Dataset entries on figures
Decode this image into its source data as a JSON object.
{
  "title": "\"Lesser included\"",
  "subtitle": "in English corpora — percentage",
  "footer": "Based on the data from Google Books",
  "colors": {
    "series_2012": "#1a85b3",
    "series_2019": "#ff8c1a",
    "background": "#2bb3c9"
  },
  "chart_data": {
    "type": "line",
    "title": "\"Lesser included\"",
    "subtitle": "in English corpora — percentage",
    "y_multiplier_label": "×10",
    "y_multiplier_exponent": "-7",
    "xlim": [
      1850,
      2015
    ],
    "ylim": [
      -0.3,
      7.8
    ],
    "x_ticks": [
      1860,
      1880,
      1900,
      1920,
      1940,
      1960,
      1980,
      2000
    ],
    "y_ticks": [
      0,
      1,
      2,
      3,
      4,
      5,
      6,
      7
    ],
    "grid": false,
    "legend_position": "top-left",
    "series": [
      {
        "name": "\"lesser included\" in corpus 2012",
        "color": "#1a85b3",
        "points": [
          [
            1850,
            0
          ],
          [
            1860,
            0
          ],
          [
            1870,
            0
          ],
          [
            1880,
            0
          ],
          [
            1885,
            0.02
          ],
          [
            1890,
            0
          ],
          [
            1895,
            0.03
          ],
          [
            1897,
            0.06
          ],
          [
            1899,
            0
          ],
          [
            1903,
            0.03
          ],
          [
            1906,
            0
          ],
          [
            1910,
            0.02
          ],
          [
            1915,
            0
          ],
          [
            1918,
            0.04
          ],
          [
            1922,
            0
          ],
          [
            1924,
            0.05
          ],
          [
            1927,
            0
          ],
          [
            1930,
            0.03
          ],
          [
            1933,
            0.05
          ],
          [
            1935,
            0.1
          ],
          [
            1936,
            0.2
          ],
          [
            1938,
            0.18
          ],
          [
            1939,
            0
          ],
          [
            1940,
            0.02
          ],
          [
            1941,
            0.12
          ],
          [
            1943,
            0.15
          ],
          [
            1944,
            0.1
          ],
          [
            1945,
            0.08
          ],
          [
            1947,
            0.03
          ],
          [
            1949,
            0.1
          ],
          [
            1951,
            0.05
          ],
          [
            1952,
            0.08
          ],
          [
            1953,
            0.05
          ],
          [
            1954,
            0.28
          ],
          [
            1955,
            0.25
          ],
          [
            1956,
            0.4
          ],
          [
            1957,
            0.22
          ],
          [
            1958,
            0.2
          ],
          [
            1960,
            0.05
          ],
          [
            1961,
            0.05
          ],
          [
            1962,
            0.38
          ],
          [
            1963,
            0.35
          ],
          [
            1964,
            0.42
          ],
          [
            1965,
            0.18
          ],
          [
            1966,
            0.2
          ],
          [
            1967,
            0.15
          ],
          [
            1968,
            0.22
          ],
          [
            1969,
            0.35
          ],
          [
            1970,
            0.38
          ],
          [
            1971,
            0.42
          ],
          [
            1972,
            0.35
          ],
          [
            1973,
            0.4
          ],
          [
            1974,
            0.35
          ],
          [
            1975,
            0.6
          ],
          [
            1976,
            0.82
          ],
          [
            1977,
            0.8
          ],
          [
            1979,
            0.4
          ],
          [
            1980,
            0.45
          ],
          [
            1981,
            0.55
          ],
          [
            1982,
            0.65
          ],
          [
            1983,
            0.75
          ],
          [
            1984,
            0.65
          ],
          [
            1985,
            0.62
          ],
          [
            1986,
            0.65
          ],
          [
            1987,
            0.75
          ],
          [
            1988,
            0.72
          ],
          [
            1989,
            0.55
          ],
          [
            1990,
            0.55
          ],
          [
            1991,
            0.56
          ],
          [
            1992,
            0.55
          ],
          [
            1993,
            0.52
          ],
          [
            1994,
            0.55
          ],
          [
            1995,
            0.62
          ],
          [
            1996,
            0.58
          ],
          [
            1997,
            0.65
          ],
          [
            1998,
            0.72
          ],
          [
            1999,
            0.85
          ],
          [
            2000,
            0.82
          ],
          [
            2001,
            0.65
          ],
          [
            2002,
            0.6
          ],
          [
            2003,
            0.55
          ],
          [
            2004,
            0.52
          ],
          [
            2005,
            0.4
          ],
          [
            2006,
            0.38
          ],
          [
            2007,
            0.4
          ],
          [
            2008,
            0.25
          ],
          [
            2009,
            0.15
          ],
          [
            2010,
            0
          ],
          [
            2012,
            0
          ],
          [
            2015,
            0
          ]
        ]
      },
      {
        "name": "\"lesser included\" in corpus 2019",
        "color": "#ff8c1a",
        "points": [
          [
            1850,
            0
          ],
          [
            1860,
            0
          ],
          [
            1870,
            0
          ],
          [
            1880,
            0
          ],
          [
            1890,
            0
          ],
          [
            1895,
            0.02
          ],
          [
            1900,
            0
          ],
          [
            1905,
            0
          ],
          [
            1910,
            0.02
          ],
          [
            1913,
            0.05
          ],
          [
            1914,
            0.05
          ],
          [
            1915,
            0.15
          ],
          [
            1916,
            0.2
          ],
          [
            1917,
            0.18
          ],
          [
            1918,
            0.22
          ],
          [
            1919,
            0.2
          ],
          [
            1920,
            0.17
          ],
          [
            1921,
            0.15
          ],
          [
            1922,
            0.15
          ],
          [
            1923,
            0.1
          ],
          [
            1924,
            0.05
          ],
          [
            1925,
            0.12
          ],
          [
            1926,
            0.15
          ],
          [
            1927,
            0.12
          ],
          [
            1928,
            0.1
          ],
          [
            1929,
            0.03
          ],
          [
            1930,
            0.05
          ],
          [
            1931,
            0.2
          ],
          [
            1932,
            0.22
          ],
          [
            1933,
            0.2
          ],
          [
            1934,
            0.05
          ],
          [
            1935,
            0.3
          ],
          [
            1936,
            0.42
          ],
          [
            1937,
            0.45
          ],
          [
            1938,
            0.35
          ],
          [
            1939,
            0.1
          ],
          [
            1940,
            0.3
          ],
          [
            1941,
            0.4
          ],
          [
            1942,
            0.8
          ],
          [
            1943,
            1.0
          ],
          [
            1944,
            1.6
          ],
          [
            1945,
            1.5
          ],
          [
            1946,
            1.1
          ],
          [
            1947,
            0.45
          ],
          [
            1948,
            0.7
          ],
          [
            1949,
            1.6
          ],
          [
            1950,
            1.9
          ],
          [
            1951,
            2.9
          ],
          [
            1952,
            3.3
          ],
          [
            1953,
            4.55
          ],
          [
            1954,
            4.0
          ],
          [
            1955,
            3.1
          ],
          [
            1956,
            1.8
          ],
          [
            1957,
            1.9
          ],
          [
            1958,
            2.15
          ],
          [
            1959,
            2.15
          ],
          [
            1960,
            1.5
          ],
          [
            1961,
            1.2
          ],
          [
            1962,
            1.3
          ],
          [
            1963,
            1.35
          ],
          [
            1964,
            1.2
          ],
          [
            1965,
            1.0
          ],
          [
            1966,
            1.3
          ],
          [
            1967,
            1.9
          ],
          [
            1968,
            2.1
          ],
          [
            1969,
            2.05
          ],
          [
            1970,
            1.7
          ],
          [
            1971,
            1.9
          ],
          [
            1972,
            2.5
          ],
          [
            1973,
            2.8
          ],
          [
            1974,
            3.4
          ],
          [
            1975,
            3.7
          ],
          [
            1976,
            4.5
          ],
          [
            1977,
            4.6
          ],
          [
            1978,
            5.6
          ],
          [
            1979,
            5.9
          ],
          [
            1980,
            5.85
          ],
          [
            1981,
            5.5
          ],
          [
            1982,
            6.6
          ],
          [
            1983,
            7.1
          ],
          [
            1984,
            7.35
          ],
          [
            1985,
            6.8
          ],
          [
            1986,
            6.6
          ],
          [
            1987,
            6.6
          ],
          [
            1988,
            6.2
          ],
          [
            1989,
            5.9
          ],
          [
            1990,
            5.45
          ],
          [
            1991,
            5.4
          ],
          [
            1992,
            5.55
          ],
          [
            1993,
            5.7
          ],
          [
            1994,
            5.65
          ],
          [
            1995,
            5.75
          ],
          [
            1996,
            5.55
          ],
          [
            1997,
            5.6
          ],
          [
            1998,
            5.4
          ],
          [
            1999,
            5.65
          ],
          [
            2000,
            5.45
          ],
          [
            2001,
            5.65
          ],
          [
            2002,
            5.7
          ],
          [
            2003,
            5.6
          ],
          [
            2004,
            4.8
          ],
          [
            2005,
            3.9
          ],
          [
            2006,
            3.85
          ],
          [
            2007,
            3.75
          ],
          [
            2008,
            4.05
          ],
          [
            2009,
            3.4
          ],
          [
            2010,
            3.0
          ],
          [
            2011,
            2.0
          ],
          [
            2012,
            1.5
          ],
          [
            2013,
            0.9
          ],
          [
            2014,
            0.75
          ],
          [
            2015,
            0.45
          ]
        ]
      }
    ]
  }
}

● **Given problem**
Look through the listing above and count the lines where the string "English" appears. Report the number only.

● **Response to this exercise**
2